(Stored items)
----------------
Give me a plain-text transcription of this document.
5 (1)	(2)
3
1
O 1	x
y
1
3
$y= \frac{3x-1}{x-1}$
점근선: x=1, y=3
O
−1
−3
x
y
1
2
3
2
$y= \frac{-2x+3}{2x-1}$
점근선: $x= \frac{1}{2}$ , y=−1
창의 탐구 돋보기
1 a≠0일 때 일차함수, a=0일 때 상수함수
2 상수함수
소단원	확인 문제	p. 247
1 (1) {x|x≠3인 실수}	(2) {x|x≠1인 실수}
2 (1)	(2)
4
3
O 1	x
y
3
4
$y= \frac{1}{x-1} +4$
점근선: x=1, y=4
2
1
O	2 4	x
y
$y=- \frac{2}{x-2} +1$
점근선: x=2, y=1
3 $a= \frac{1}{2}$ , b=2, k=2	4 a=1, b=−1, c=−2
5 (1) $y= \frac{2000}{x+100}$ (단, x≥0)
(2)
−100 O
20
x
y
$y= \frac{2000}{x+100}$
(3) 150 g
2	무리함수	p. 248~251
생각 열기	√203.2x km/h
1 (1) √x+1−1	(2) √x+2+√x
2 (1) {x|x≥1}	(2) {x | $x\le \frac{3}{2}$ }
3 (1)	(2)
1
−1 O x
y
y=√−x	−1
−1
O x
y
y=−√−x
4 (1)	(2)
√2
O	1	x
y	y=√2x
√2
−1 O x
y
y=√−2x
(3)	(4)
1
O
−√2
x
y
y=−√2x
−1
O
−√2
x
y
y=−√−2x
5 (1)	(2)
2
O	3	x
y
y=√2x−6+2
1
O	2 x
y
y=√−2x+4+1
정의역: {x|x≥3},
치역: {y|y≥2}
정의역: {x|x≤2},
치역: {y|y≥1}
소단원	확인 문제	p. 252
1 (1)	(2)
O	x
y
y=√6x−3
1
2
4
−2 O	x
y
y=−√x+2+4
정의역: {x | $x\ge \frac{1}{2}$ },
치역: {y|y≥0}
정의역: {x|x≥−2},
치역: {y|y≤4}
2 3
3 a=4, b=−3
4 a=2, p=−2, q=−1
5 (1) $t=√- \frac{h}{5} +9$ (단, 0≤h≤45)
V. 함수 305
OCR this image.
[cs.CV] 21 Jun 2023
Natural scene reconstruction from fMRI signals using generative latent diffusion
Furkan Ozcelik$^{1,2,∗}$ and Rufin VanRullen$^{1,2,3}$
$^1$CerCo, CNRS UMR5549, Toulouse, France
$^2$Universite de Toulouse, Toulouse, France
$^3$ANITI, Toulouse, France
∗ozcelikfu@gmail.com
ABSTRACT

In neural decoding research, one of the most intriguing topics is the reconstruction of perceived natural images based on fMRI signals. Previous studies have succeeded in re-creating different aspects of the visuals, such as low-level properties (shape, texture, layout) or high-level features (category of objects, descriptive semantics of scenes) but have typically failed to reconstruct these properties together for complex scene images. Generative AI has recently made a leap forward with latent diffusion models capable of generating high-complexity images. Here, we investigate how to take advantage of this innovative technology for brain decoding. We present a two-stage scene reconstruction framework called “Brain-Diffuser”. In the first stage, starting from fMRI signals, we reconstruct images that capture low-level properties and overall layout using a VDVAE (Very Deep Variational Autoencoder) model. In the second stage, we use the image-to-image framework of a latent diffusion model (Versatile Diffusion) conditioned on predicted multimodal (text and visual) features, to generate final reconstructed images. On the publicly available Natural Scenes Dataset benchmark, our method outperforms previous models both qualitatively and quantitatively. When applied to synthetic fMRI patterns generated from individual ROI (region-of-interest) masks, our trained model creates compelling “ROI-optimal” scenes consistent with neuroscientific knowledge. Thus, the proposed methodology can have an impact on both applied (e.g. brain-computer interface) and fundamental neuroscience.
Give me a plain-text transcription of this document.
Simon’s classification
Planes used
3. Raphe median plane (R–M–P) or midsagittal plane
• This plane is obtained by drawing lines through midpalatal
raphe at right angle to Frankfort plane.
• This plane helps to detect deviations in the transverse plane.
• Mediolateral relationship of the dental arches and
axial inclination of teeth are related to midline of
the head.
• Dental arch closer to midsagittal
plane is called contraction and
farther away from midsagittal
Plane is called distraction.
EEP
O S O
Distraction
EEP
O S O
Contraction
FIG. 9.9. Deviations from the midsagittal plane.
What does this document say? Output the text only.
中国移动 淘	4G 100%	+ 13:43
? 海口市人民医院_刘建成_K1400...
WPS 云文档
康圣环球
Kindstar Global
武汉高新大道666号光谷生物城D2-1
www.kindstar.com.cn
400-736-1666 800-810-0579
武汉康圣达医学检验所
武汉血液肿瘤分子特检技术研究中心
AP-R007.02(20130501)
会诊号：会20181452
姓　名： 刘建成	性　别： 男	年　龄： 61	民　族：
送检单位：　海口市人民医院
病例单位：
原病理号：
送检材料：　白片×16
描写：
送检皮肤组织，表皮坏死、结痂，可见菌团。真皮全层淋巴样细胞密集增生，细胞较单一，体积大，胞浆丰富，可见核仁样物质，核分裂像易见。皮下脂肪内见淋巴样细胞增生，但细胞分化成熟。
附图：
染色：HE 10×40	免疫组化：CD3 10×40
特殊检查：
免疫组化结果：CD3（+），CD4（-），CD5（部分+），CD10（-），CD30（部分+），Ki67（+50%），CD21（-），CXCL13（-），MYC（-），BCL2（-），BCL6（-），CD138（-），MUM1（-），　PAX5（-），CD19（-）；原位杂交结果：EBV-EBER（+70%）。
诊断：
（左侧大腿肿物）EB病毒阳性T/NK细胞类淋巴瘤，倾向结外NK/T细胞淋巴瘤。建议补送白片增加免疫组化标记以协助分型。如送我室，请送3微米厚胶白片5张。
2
----------------
● **TASK**
The entries above must be returned exactly.

● **ANSWER TO THIS PROBLEM**
Give me a plain-text transcription of this document.
5 (1)	(2)
3
1
O 1	x
y
1
3
$y= \frac{3x-1}{x-1}$
점근선: x=1, y=3
O
−1
−3
x
y
1
2
3
2
$y= \frac{-2x+3}{2x-1}$
점근선: $x= \frac{1}{2}$ , y=−1
창의 탐구 돋보기
1 a≠0일 때 일차함수, a=0일 때 상수함수
2 상수함수
소단원	확인 문제	p. 247
1 (1) {x|x≠3인 실수}	(2) {x|x≠1인 실수}
2 (1)	(2)
4
3
O 1	x
y
3
4
$y= \frac{1}{x-1} +4$
점근선: x=1, y=4
2
1
O	2 4	x
y
$y=- \frac{2}{x-2} +1$
점근선: x=2, y=1
3 $a= \frac{1}{2}$ , b=2, k=2	4 a=1, b=−1, c=−2
5 (1) $y= \frac{2000}{x+100}$ (단, x≥0)
(2)
−100 O
20
x
y
$y= \frac{2000}{x+100}$
(3) 150 g
2	무리함수	p. 248~251
생각 열기	√203.2x km/h
1 (1) √x+1−1	(2) √x+2+√x
2 (1) {x|x≥1}	(2) {x | $x\le \frac{3}{2}$ }
3 (1)	(2)
1
−1 O x
y
y=√−x	−1
−1
O x
y
y=−√−x
4 (1)	(2)
√2
O	1	x
y	y=√2x
√2
−1 O x
y
y=√−2x
(3)	(4)
1
O
−√2
x
y
y=−√2x
−1
O
−√2
x
y
y=−√−2x
5 (1)	(2)
2
O	3	x
y
y=√2x−6+2
1
O	2 x
y
y=√−2x+4+1
정의역: {x|x≥3},
치역: {y|y≥2}
정의역: {x|x≤2},
치역: {y|y≥1}
소단원	확인 문제	p. 252
1 (1)	(2)
O	x
y
y=√6x−3
1
2
4
−2 O	x
y
y=−√x+2+4
정의역: {x | $x\ge \frac{1}{2}$ },
치역: {y|y≥0}
정의역: {x|x≥−2},
치역: {y|y≤4}
2 3
3 a=4, b=−3
4 a=2, p=−2, q=−1
5 (1) $t=√- \frac{h}{5} +9$ (단, 0≤h≤45)
V. 함수 305
OCR this image.
[cs.CV] 21 Jun 2023
Natural scene reconstruction from fMRI signals using generative latent diffusion
Furkan Ozcelik$^{1,2,∗}$ and Rufin VanRullen$^{1,2,3}$
$^1$CerCo, CNRS UMR5549, Toulouse, France
$^2$Universite de Toulouse, Toulouse, France
$^3$ANITI, Toulouse, France
∗ozcelikfu@gmail.com
ABSTRACT

In neural decoding research, one of the most intriguing topics is the reconstruction of perceived natural images based on fMRI signals. Previous studies have succeeded in re-creating different aspects of the visuals, such as low-level properties (shape, texture, layout) or high-level features (category of objects, descriptive semantics of scenes) but have typically failed to reconstruct these properties together for complex scene images. Generative AI has recently made a leap forward with latent diffusion models capable of generating high-complexity images. Here, we investigate how to take advantage of this innovative technology for brain decoding. We present a two-stage scene reconstruction framework called “Brain-Diffuser”. In the first stage, starting from fMRI signals, we reconstruct images that capture low-level properties and overall layout using a VDVAE (Very Deep Variational Autoencoder) model. In the second stage, we use the image-to-image framework of a latent diffusion model (Versatile Diffusion) conditioned on predicted multimodal (text and visual) features, to generate final reconstructed images. On the publicly available Natural Scenes Dataset benchmark, our method outperforms previous models both qualitatively and quantitatively. When applied to synthetic fMRI patterns generated from individual ROI (region-of-interest) masks, our trained model creates compelling “ROI-optimal” scenes consistent with neuroscientific knowledge. Thus, the proposed methodology can have an impact on both applied (e.g. brain-computer interface) and fundamental neuroscience.
Give me a plain-text transcription of this document.
Simon’s classification
Planes used
3. Raphe median plane (R–M–P) or midsagittal plane
• This plane is obtained by drawing lines through midpalatal
raphe at right angle to Frankfort plane.
• This plane helps to detect deviations in the transverse plane.
• Mediolateral relationship of the dental arches and
axial inclination of teeth are related to midline of
the head.
• Dental arch closer to midsagittal
plane is called contraction and
farther away from midsagittal
Plane is called distraction.
EEP
O S O
Distraction
EEP
O S O
Contraction
FIG. 9.9. Deviations from the midsagittal plane.
What does this document say? Output the text only.
中国移动 淘	4G 100%	+ 13:43
? 海口市人民医院_刘建成_K1400...
WPS 云文档
康圣环球
Kindstar Global
武汉高新大道666号光谷生物城D2-1
www.kindstar.com.cn
400-736-1666 800-810-0579
武汉康圣达医学检验所
武汉血液肿瘤分子特检技术研究中心
AP-R007.02(20130501)
会诊号：会20181452
姓　名： 刘建成	性　别： 男	年　龄： 61	民　族：
送检单位：　海口市人民医院
病例单位：
原病理号：
送检材料：　白片×16
描写：
送检皮肤组织，表皮坏死、结痂，可见菌团。真皮全层淋巴样细胞密集增生，细胞较单一，体积大，胞浆丰富，可见核仁样物质，核分裂像易见。皮下脂肪内见淋巴样细胞增生，但细胞分化成熟。
附图：
染色：HE 10×40	免疫组化：CD3 10×40
特殊检查：
免疫组化结果：CD3（+），CD4（-），CD5（部分+），CD10（-），CD30（部分+），Ki67（+50%），CD21（-），CXCL13（-），MYC（-），BCL2（-），BCL6（-），CD138（-），MUM1（-），　PAX5（-），CD19（-）；原位杂交结果：EBV-EBER（+70%）。
诊断：
（左侧大腿肿物）EB病毒阳性T/NK细胞类淋巴瘤，倾向结外NK/T细胞淋巴瘤。建议补送白片增加免疫组化标记以协助分型。如送我室，请送3微米厚胶白片5张。
2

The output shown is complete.